[WHAT YOU SHOULD DO] Scan the material that follows. Copy every line containing the word "ciągu".

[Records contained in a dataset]
····················

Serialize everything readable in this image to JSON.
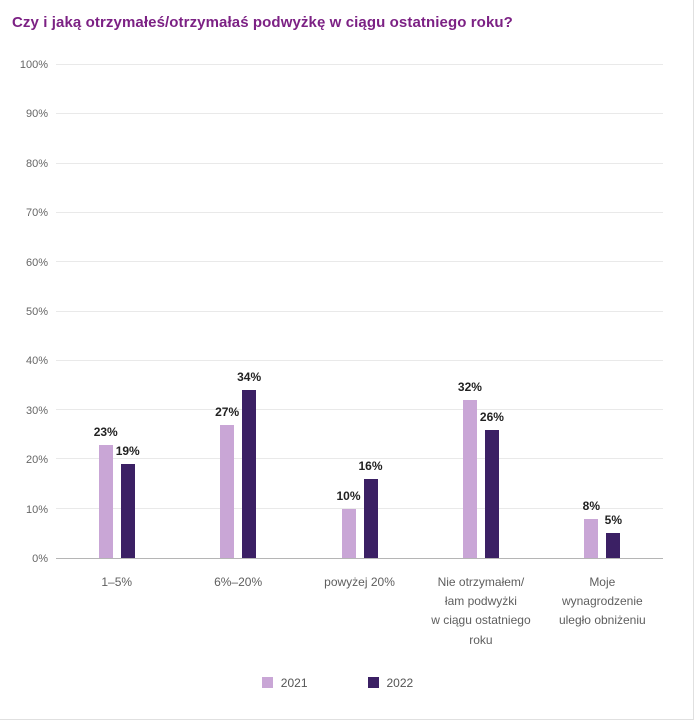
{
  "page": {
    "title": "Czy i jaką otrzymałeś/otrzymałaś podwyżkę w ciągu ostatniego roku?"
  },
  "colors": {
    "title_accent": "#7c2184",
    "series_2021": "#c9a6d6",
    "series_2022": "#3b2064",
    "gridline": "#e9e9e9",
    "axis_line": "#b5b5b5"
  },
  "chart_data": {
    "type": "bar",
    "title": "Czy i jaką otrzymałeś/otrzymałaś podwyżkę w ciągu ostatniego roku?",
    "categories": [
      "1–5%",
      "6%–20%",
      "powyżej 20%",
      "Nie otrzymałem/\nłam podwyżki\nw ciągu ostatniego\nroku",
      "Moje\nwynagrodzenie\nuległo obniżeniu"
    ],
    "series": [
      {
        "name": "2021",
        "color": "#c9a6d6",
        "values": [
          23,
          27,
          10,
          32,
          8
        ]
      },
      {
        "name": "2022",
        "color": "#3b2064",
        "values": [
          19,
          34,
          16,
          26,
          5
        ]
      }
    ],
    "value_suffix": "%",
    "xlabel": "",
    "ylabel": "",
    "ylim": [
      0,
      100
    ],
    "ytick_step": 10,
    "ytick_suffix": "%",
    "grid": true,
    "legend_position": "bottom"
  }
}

····················

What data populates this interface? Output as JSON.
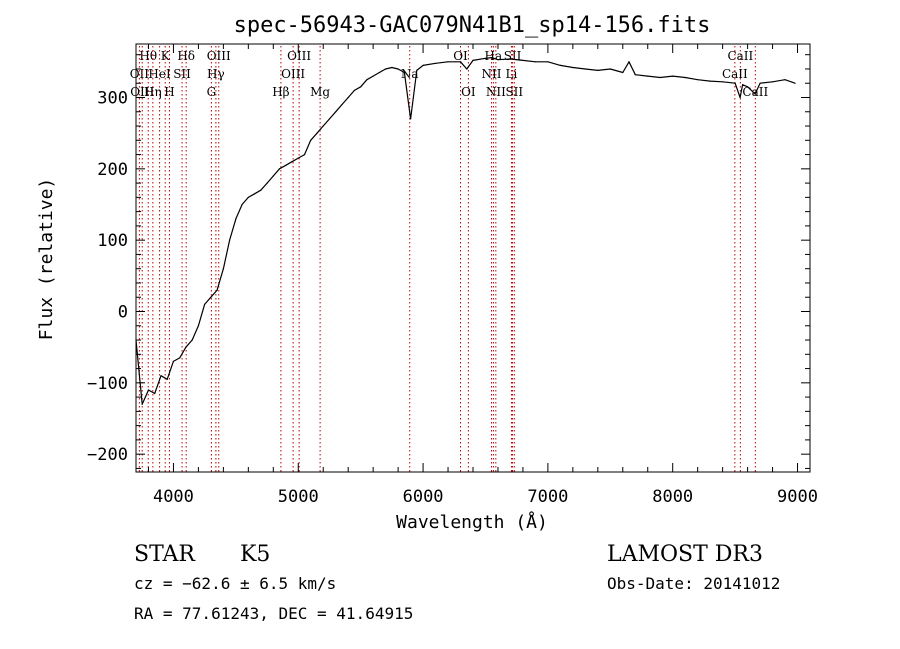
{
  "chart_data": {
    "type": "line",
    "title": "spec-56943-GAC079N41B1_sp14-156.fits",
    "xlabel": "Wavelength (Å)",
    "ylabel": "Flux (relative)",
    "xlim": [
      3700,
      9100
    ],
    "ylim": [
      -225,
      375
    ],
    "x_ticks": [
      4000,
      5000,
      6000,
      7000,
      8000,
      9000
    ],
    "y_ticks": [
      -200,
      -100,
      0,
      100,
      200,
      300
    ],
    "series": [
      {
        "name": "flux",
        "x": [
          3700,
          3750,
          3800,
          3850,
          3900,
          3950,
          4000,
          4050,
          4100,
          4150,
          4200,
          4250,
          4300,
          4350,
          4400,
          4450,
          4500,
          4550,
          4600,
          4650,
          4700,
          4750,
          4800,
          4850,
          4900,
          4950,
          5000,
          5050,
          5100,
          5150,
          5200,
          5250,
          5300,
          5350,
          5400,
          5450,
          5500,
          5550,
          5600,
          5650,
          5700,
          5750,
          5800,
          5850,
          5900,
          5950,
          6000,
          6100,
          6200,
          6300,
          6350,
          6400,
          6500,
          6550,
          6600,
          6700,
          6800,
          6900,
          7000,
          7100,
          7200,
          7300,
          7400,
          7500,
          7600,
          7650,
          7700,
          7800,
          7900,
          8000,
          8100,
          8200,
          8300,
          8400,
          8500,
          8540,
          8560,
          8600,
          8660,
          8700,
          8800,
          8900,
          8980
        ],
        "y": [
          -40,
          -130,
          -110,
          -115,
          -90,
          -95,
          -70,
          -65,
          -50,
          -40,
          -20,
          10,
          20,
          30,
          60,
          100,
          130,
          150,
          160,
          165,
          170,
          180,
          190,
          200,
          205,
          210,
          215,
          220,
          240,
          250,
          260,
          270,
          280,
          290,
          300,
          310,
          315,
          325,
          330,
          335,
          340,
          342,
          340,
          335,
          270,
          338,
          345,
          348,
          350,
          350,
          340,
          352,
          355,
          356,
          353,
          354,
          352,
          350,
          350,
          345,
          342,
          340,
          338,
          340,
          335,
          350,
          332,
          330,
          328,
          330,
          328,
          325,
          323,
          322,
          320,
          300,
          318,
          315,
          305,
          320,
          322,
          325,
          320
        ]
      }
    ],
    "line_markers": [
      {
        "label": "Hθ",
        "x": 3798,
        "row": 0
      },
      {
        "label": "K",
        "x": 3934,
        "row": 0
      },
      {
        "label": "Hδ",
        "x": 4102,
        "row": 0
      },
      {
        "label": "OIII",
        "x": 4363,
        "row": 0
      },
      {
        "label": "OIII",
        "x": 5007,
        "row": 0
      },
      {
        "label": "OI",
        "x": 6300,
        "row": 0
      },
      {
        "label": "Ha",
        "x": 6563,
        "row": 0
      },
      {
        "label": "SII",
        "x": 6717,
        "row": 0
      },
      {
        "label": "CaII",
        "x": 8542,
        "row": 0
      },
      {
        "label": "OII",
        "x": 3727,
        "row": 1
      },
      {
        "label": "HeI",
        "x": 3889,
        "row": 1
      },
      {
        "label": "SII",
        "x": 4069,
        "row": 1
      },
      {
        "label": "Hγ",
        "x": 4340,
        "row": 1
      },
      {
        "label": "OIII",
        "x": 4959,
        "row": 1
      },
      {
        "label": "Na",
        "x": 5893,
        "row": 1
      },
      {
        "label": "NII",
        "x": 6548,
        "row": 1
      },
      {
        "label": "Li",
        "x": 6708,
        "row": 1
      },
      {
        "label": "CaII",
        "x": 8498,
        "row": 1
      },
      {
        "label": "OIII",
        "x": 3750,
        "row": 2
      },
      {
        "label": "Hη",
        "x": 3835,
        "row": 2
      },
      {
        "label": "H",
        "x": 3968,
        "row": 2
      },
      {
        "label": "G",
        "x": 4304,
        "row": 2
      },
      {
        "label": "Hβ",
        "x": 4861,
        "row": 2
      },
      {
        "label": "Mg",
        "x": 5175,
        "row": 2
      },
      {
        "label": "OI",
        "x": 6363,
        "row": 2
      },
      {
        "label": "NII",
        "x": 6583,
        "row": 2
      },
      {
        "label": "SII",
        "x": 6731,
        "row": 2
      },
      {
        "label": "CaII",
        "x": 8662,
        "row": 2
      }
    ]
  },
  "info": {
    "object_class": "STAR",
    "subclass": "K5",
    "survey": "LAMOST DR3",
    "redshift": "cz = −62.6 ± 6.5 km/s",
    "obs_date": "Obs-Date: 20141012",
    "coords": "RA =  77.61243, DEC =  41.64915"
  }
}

····················

[RESPONSE]
    "title": "Czy i jaką otrzymałeś/otrzymałaś podwyżkę w ciągu ostatniego roku?"
    "title": "Czy i jaką otrzymałeś/otrzymałaś podwyżkę w ciągu ostatniego roku?",
      "Nie otrzymałem/\nłam podwyżki\nw ciągu ostatniego\nroku",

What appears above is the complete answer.